GOAL: Reproduce the data below verbatim from the line containing "Transcribe this image's" through its final line, and produce nothing more.

** Begin ENTRIES SUPPLIED **

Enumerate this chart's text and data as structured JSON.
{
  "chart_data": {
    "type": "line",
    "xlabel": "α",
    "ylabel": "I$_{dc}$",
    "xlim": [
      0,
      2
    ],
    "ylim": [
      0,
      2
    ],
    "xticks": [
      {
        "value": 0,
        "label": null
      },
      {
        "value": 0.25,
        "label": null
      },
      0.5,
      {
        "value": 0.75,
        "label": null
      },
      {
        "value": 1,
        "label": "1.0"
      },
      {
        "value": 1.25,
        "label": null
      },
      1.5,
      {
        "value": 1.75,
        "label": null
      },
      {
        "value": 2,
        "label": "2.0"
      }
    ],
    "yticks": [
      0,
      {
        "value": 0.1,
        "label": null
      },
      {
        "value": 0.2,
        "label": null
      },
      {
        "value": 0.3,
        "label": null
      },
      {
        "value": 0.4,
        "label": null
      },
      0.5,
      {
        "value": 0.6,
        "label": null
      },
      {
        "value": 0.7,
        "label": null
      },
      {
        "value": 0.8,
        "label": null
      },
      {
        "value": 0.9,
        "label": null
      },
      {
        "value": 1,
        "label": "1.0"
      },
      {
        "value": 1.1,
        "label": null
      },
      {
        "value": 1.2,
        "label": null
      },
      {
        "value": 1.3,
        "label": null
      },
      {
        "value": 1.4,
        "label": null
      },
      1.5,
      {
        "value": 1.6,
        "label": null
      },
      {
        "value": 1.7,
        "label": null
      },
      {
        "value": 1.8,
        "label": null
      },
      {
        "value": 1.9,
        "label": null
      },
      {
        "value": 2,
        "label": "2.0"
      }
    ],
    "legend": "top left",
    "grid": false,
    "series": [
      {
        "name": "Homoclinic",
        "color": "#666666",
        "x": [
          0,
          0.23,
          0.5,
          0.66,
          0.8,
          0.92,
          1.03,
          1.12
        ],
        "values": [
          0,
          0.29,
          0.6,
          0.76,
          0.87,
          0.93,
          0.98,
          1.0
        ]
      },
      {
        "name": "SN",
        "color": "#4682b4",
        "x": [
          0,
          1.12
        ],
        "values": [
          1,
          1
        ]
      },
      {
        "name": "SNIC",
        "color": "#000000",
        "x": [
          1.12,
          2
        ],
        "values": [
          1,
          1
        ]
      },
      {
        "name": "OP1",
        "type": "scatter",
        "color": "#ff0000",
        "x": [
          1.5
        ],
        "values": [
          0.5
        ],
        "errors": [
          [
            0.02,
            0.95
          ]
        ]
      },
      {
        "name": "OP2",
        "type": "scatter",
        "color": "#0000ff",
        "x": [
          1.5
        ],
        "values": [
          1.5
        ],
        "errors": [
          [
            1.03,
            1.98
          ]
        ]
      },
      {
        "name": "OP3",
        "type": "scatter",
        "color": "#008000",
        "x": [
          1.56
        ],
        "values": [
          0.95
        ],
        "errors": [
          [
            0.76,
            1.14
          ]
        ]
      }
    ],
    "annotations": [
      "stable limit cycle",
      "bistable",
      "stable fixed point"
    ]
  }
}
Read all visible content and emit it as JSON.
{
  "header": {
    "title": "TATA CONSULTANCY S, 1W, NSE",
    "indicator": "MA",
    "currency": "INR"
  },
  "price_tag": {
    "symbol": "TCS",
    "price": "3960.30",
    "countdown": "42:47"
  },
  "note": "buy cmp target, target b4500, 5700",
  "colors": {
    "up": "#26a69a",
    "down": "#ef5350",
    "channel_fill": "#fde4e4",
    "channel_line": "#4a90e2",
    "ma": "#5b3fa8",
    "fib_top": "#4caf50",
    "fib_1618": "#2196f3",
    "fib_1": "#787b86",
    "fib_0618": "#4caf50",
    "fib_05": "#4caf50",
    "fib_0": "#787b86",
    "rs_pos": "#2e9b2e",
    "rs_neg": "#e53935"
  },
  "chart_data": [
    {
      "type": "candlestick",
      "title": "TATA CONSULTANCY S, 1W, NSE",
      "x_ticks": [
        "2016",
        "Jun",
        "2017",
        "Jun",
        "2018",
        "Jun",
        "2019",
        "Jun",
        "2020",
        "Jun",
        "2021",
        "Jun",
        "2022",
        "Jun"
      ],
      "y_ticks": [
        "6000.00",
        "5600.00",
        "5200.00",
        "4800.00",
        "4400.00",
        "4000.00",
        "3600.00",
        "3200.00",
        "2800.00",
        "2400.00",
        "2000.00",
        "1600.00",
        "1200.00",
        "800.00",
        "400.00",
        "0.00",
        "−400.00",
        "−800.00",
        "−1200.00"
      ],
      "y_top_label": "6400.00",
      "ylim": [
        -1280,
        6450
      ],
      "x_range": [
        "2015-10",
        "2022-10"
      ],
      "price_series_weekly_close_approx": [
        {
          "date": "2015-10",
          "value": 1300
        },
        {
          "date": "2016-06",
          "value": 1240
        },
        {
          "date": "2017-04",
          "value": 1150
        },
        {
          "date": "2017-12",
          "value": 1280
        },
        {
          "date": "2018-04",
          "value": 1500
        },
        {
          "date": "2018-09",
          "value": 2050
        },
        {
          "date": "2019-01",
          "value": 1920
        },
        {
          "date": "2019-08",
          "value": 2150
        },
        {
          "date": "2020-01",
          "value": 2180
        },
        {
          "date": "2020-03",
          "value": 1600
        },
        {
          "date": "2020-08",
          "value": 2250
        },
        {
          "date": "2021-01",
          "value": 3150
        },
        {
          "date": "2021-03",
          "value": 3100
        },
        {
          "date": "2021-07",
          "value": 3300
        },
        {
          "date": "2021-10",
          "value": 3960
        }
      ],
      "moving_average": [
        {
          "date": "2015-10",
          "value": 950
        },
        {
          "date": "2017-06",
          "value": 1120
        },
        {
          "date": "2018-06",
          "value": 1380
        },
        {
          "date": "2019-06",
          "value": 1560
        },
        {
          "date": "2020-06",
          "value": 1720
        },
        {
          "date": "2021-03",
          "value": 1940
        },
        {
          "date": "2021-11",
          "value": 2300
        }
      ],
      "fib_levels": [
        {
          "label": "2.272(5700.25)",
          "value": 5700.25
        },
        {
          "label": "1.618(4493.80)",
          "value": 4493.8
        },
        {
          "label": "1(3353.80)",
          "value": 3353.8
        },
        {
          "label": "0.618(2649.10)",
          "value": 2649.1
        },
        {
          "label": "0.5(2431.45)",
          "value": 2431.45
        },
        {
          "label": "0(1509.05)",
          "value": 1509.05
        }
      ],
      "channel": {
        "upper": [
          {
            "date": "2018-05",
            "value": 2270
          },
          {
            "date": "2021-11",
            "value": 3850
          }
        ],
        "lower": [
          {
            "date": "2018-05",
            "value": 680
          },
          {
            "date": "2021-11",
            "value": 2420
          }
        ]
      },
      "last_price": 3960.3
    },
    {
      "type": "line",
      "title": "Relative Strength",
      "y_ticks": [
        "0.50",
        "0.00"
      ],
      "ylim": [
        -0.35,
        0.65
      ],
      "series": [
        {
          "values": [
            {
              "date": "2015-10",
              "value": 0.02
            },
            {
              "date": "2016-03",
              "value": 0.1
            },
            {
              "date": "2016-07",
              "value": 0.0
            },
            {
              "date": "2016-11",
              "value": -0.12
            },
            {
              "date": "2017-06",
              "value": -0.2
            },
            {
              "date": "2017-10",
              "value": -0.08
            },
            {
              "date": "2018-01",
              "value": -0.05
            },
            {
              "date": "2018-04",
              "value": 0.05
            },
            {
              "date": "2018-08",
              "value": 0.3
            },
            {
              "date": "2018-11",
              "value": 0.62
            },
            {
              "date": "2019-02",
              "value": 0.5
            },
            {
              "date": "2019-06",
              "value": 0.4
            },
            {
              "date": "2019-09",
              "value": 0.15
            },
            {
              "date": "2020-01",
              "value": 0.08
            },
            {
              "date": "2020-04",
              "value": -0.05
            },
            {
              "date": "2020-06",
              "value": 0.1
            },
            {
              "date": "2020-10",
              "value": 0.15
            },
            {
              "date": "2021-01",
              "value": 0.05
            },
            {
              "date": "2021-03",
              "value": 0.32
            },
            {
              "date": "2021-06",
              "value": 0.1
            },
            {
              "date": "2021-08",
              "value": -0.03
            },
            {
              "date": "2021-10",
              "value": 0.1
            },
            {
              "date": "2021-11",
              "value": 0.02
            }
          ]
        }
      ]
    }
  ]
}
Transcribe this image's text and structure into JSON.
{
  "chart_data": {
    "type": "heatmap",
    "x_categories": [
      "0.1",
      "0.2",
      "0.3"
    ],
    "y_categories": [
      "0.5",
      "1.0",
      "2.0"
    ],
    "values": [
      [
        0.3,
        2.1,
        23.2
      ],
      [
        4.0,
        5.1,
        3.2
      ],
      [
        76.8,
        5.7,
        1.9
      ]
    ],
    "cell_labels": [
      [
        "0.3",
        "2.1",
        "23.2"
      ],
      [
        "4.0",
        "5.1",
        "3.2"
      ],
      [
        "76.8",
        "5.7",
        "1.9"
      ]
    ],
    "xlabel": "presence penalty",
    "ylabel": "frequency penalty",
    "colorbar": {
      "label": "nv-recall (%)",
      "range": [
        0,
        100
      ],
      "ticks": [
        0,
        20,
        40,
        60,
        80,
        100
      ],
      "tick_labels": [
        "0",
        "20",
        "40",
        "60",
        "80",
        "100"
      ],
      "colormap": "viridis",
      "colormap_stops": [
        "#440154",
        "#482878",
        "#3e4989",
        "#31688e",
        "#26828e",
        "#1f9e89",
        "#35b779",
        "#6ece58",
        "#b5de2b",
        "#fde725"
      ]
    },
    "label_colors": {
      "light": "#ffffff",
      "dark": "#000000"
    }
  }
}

** End ENTRIES SUPPLIED **

REPLY TO THE EXERCISE:
Transcribe this image's text and structure into JSON.
{
  "chart_data": {
    "type": "heatmap",
    "x_categories": [
      "0.1",
      "0.2",
      "0.3"
    ],
    "y_categories": [
      "0.5",
      "1.0",
      "2.0"
    ],
    "values": [
      [
        0.3,
        2.1,
        23.2
      ],
      [
        4.0,
        5.1,
        3.2
      ],
      [
        76.8,
        5.7,
        1.9
      ]
    ],
    "cell_labels": [
      [
        "0.3",
        "2.1",
        "23.2"
      ],
      [
        "4.0",
        "5.1",
        "3.2"
      ],
      [
        "76.8",
        "5.7",
        "1.9"
      ]
    ],
    "xlabel": "presence penalty",
    "ylabel": "frequency penalty",
    "colorbar": {
      "label": "nv-recall (%)",
      "range": [
        0,
        100
      ],
      "ticks": [
        0,
        20,
        40,
        60,
        80,
        100
      ],
      "tick_labels": [
        "0",
        "20",
        "40",
        "60",
        "80",
        "100"
      ],
      "colormap": "viridis",
      "colormap_stops": [
        "#440154",
        "#482878",
        "#3e4989",
        "#31688e",
        "#26828e",
        "#1f9e89",
        "#35b779",
        "#6ece58",
        "#b5de2b",
        "#fde725"
      ]
    },
    "label_colors": {
      "light": "#ffffff",
      "dark": "#000000"
    }
  }
}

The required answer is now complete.